* _ACTIVITY_: The entries are to be given again in full. Every word must match.

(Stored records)
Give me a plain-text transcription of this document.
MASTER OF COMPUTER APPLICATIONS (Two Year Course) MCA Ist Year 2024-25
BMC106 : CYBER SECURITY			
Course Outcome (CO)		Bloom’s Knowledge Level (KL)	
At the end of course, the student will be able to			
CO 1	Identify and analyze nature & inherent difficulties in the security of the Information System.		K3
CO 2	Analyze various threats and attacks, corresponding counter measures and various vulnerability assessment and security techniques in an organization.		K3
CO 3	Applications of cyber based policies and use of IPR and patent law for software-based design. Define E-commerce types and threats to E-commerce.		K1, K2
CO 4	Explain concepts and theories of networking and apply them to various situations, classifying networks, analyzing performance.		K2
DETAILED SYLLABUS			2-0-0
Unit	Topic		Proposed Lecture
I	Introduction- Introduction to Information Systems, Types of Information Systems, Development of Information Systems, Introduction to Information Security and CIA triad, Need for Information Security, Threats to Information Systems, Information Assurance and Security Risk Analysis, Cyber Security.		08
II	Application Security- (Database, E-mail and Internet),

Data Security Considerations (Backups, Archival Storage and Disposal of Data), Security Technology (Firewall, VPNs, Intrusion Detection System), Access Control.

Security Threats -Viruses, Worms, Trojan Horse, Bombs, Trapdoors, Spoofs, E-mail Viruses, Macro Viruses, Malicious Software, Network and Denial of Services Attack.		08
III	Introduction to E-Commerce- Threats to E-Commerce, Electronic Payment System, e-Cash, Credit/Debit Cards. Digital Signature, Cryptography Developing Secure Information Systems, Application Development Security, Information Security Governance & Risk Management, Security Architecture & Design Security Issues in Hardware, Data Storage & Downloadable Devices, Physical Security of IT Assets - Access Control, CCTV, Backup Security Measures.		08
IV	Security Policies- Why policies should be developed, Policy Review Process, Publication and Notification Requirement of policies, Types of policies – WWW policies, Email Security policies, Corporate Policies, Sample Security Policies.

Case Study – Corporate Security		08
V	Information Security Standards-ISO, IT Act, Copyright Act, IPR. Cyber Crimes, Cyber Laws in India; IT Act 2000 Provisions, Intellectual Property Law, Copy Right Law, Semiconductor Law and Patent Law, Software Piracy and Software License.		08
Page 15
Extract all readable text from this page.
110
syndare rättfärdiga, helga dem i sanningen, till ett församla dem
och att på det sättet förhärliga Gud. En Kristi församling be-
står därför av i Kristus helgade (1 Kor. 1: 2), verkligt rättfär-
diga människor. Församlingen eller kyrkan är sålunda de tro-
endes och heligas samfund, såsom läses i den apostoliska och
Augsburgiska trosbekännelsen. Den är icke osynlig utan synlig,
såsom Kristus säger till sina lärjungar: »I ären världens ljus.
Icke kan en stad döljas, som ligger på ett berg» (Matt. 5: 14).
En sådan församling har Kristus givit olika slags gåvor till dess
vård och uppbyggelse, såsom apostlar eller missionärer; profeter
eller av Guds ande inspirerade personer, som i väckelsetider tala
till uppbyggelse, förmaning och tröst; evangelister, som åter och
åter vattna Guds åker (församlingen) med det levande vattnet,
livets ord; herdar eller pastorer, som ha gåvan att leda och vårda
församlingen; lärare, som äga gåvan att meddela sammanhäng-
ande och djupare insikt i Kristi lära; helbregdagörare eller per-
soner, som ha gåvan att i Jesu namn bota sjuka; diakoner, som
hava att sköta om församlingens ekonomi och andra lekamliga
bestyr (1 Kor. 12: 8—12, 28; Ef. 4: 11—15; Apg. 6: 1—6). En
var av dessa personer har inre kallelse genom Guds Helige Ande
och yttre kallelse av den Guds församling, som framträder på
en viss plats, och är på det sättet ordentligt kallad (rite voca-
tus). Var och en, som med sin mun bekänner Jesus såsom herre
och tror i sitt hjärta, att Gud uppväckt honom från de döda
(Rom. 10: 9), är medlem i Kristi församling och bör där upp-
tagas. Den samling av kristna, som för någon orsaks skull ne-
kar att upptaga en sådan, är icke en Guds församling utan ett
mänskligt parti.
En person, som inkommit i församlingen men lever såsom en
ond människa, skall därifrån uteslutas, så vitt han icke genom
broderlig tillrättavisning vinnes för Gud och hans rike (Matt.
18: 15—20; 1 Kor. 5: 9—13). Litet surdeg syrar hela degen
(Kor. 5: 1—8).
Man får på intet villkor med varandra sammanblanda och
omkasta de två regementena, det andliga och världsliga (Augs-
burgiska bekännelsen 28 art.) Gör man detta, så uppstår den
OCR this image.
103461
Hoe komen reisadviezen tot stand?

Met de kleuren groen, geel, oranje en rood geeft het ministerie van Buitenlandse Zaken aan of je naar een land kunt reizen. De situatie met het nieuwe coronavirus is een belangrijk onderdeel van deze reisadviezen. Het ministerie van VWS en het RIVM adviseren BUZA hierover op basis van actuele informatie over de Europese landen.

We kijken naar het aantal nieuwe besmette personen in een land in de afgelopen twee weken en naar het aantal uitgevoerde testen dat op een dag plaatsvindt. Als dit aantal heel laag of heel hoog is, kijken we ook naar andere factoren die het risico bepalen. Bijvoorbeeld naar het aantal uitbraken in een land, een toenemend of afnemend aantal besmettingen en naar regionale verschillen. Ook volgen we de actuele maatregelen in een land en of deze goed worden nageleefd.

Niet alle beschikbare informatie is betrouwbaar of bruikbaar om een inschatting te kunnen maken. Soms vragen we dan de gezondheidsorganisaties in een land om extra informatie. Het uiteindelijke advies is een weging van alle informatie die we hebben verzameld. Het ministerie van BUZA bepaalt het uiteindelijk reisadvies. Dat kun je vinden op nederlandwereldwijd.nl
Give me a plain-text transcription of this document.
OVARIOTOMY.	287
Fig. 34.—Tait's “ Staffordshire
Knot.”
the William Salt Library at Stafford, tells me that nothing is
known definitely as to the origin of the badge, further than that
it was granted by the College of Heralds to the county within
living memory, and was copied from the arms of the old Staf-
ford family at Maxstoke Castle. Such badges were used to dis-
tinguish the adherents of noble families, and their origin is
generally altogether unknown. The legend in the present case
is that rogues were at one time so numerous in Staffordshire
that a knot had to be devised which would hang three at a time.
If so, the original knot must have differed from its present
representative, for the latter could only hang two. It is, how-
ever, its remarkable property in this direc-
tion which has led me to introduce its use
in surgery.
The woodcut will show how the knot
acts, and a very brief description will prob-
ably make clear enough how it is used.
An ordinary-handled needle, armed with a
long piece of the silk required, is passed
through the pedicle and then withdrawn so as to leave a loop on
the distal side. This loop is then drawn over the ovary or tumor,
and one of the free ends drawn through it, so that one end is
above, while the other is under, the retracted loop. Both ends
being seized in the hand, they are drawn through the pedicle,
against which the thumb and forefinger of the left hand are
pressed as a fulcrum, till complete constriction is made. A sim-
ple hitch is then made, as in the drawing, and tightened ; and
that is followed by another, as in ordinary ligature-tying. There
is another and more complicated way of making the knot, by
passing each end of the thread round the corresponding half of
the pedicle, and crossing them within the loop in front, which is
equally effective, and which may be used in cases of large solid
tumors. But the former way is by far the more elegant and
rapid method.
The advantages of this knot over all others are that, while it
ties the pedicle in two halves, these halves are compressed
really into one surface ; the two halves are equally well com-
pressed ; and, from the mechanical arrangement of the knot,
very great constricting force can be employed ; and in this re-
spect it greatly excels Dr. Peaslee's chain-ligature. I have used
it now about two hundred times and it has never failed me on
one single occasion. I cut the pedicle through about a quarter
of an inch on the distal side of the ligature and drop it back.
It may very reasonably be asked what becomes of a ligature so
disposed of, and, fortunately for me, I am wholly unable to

* _SOLUTION FOR THIS TASK_:
Give me a plain-text transcription of this document.
MASTER OF COMPUTER APPLICATIONS (Two Year Course) MCA Ist Year 2024-25
BMC106 : CYBER SECURITY			
Course Outcome (CO)		Bloom’s Knowledge Level (KL)	
At the end of course, the student will be able to			
CO 1	Identify and analyze nature & inherent difficulties in the security of the Information System.		K3
CO 2	Analyze various threats and attacks, corresponding counter measures and various vulnerability assessment and security techniques in an organization.		K3
CO 3	Applications of cyber based policies and use of IPR and patent law for software-based design. Define E-commerce types and threats to E-commerce.		K1, K2
CO 4	Explain concepts and theories of networking and apply them to various situations, classifying networks, analyzing performance.		K2
DETAILED SYLLABUS			2-0-0
Unit	Topic		Proposed Lecture
I	Introduction- Introduction to Information Systems, Types of Information Systems, Development of Information Systems, Introduction to Information Security and CIA triad, Need for Information Security, Threats to Information Systems, Information Assurance and Security Risk Analysis, Cyber Security.		08
II	Application Security- (Database, E-mail and Internet),

Data Security Considerations (Backups, Archival Storage and Disposal of Data), Security Technology (Firewall, VPNs, Intrusion Detection System), Access Control.

Security Threats -Viruses, Worms, Trojan Horse, Bombs, Trapdoors, Spoofs, E-mail Viruses, Macro Viruses, Malicious Software, Network and Denial of Services Attack.		08
III	Introduction to E-Commerce- Threats to E-Commerce, Electronic Payment System, e-Cash, Credit/Debit Cards. Digital Signature, Cryptography Developing Secure Information Systems, Application Development Security, Information Security Governance & Risk Management, Security Architecture & Design Security Issues in Hardware, Data Storage & Downloadable Devices, Physical Security of IT Assets - Access Control, CCTV, Backup Security Measures.		08
IV	Security Policies- Why policies should be developed, Policy Review Process, Publication and Notification Requirement of policies, Types of policies – WWW policies, Email Security policies, Corporate Policies, Sample Security Policies.

Case Study – Corporate Security		08
V	Information Security Standards-ISO, IT Act, Copyright Act, IPR. Cyber Crimes, Cyber Laws in India; IT Act 2000 Provisions, Intellectual Property Law, Copy Right Law, Semiconductor Law and Patent Law, Software Piracy and Software License.		08
Page 15
Extract all readable text from this page.
110
syndare rättfärdiga, helga dem i sanningen, till ett församla dem
och att på det sättet förhärliga Gud. En Kristi församling be-
står därför av i Kristus helgade (1 Kor. 1: 2), verkligt rättfär-
diga människor. Församlingen eller kyrkan är sålunda de tro-
endes och heligas samfund, såsom läses i den apostoliska och
Augsburgiska trosbekännelsen. Den är icke osynlig utan synlig,
såsom Kristus säger till sina lärjungar: »I ären världens ljus.
Icke kan en stad döljas, som ligger på ett berg» (Matt. 5: 14).
En sådan församling har Kristus givit olika slags gåvor till dess
vård och uppbyggelse, såsom apostlar eller missionärer; profeter
eller av Guds ande inspirerade personer, som i väckelsetider tala
till uppbyggelse, förmaning och tröst; evangelister, som åter och
åter vattna Guds åker (församlingen) med det levande vattnet,
livets ord; herdar eller pastorer, som ha gåvan att leda och vårda
församlingen; lärare, som äga gåvan att meddela sammanhäng-
ande och djupare insikt i Kristi lära; helbregdagörare eller per-
soner, som ha gåvan att i Jesu namn bota sjuka; diakoner, som
hava att sköta om församlingens ekonomi och andra lekamliga
bestyr (1 Kor. 12: 8—12, 28; Ef. 4: 11—15; Apg. 6: 1—6). En
var av dessa personer har inre kallelse genom Guds Helige Ande
och yttre kallelse av den Guds församling, som framträder på
en viss plats, och är på det sättet ordentligt kallad (rite voca-
tus). Var och en, som med sin mun bekänner Jesus såsom herre
och tror i sitt hjärta, att Gud uppväckt honom från de döda
(Rom. 10: 9), är medlem i Kristi församling och bör där upp-
tagas. Den samling av kristna, som för någon orsaks skull ne-
kar att upptaga en sådan, är icke en Guds församling utan ett
mänskligt parti.
En person, som inkommit i församlingen men lever såsom en
ond människa, skall därifrån uteslutas, så vitt han icke genom
broderlig tillrättavisning vinnes för Gud och hans rike (Matt.
18: 15—20; 1 Kor. 5: 9—13). Litet surdeg syrar hela degen
(Kor. 5: 1—8).
Man får på intet villkor med varandra sammanblanda och
omkasta de två regementena, det andliga och världsliga (Augs-
burgiska bekännelsen 28 art.) Gör man detta, så uppstår den
OCR this image.
103461
Hoe komen reisadviezen tot stand?

Met de kleuren groen, geel, oranje en rood geeft het ministerie van Buitenlandse Zaken aan of je naar een land kunt reizen. De situatie met het nieuwe coronavirus is een belangrijk onderdeel van deze reisadviezen. Het ministerie van VWS en het RIVM adviseren BUZA hierover op basis van actuele informatie over de Europese landen.

We kijken naar het aantal nieuwe besmette personen in een land in de afgelopen twee weken en naar het aantal uitgevoerde testen dat op een dag plaatsvindt. Als dit aantal heel laag of heel hoog is, kijken we ook naar andere factoren die het risico bepalen. Bijvoorbeeld naar het aantal uitbraken in een land, een toenemend of afnemend aantal besmettingen en naar regionale verschillen. Ook volgen we de actuele maatregelen in een land en of deze goed worden nageleefd.

Niet alle beschikbare informatie is betrouwbaar of bruikbaar om een inschatting te kunnen maken. Soms vragen we dan de gezondheidsorganisaties in een land om extra informatie. Het uiteindelijke advies is een weging van alle informatie die we hebben verzameld. Het ministerie van BUZA bepaalt het uiteindelijk reisadvies. Dat kun je vinden op nederlandwereldwijd.nl
Give me a plain-text transcription of this document.
OVARIOTOMY.	287
Fig. 34.—Tait's “ Staffordshire
Knot.”
the William Salt Library at Stafford, tells me that nothing is
known definitely as to the origin of the badge, further than that
it was granted by the College of Heralds to the county within
living memory, and was copied from the arms of the old Staf-
ford family at Maxstoke Castle. Such badges were used to dis-
tinguish the adherents of noble families, and their origin is
generally altogether unknown. The legend in the present case
is that rogues were at one time so numerous in Staffordshire
that a knot had to be devised which would hang three at a time.
If so, the original knot must have differed from its present
representative, for the latter could only hang two. It is, how-
ever, its remarkable property in this direc-
tion which has led me to introduce its use
in surgery.
The woodcut will show how the knot
acts, and a very brief description will prob-
ably make clear enough how it is used.
An ordinary-handled needle, armed with a
long piece of the silk required, is passed
through the pedicle and then withdrawn so as to leave a loop on
the distal side. This loop is then drawn over the ovary or tumor,
and one of the free ends drawn through it, so that one end is
above, while the other is under, the retracted loop. Both ends
being seized in the hand, they are drawn through the pedicle,
against which the thumb and forefinger of the left hand are
pressed as a fulcrum, till complete constriction is made. A sim-
ple hitch is then made, as in the drawing, and tightened ; and
that is followed by another, as in ordinary ligature-tying. There
is another and more complicated way of making the knot, by
passing each end of the thread round the corresponding half of
the pedicle, and crossing them within the loop in front, which is
equally effective, and which may be used in cases of large solid
tumors. But the former way is by far the more elegant and
rapid method.
The advantages of this knot over all others are that, while it
ties the pedicle in two halves, these halves are compressed
really into one surface ; the two halves are equally well com-
pressed ; and, from the mechanical arrangement of the knot,
very great constricting force can be employed ; and in this re-
spect it greatly excels Dr. Peaslee's chain-ligature. I have used
it now about two hundred times and it has never failed me on
one single occasion. I cut the pedicle through about a quarter
of an inch on the distal side of the ligature and drop it back.
It may very reasonably be asked what becomes of a ligature so
disposed of, and, fortunately for me, I am wholly unable to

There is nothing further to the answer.